● Set task: Keep only the lines where "field" appears.
#### Recorded data
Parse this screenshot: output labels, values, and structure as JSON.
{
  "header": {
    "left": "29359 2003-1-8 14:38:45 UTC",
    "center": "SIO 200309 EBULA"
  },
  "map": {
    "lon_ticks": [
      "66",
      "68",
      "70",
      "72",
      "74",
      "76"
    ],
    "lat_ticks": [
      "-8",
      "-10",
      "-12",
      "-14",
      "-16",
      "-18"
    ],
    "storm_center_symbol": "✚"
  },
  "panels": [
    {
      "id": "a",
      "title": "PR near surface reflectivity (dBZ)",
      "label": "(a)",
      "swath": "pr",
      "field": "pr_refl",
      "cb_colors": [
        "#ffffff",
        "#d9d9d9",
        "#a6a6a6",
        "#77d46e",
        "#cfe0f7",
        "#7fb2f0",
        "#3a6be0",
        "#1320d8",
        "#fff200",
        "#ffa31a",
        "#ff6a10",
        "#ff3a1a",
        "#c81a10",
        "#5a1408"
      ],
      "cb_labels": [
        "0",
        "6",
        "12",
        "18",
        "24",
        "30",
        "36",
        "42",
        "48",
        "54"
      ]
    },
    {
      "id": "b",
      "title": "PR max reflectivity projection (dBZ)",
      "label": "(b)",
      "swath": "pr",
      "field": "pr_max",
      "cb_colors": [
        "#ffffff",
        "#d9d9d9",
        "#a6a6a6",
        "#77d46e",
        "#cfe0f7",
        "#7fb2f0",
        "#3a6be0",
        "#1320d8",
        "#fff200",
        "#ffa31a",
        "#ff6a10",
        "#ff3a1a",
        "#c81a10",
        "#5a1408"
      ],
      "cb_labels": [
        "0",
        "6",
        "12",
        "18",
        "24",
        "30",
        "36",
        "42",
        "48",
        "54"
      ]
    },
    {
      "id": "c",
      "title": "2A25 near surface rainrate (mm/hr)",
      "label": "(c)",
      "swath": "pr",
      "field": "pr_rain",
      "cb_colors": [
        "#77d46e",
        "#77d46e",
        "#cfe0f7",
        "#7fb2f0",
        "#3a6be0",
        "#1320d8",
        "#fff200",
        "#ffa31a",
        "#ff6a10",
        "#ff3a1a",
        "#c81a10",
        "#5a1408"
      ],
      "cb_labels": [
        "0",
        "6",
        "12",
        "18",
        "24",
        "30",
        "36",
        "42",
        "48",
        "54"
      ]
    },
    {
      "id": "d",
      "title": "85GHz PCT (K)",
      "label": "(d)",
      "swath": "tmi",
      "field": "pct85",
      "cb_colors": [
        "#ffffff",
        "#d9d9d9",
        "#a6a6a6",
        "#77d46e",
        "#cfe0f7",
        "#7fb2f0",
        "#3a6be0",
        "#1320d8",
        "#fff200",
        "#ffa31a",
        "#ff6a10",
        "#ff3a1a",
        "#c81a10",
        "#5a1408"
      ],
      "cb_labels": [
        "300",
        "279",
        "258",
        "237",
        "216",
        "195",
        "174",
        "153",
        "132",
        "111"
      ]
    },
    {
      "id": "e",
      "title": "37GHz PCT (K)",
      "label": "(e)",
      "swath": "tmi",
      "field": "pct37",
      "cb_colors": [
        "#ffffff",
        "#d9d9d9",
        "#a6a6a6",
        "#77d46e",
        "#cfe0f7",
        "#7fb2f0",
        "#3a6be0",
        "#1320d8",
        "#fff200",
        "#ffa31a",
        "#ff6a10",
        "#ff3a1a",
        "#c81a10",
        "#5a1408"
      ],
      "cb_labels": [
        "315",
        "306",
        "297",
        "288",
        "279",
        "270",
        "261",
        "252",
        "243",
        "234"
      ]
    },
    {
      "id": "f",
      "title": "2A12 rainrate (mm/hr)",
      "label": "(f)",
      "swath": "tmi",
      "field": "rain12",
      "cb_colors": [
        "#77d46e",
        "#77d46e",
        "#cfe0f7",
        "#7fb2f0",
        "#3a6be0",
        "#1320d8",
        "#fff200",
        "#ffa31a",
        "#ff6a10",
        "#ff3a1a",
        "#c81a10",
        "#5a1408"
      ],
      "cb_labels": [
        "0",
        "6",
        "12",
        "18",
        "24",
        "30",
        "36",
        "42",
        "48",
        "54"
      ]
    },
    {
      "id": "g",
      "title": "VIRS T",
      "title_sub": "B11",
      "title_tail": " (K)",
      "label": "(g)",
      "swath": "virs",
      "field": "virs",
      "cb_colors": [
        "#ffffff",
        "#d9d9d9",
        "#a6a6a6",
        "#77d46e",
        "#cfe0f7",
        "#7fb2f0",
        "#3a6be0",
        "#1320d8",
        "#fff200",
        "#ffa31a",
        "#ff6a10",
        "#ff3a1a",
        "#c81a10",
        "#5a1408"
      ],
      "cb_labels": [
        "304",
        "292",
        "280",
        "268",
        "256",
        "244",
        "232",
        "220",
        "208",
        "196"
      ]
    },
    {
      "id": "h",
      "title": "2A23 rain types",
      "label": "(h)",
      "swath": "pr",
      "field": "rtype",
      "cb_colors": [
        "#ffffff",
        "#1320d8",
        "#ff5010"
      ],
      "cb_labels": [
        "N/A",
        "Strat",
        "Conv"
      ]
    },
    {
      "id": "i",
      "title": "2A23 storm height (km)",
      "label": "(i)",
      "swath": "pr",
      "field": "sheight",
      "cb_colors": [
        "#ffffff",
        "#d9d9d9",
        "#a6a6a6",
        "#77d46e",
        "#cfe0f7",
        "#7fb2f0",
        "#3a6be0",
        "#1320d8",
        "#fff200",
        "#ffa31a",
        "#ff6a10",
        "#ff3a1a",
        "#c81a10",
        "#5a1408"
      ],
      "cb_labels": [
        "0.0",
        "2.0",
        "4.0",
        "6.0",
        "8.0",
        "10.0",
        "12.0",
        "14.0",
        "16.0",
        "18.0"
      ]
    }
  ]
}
########
● Solution:
      "field": "pr_refl",
      "field": "pr_max",
      "field": "pr_rain",
      "field": "pct85",
      "field": "pct37",
      "field": "rain12",
      "field": "virs",
      "field": "rtype",
      "field": "sheight",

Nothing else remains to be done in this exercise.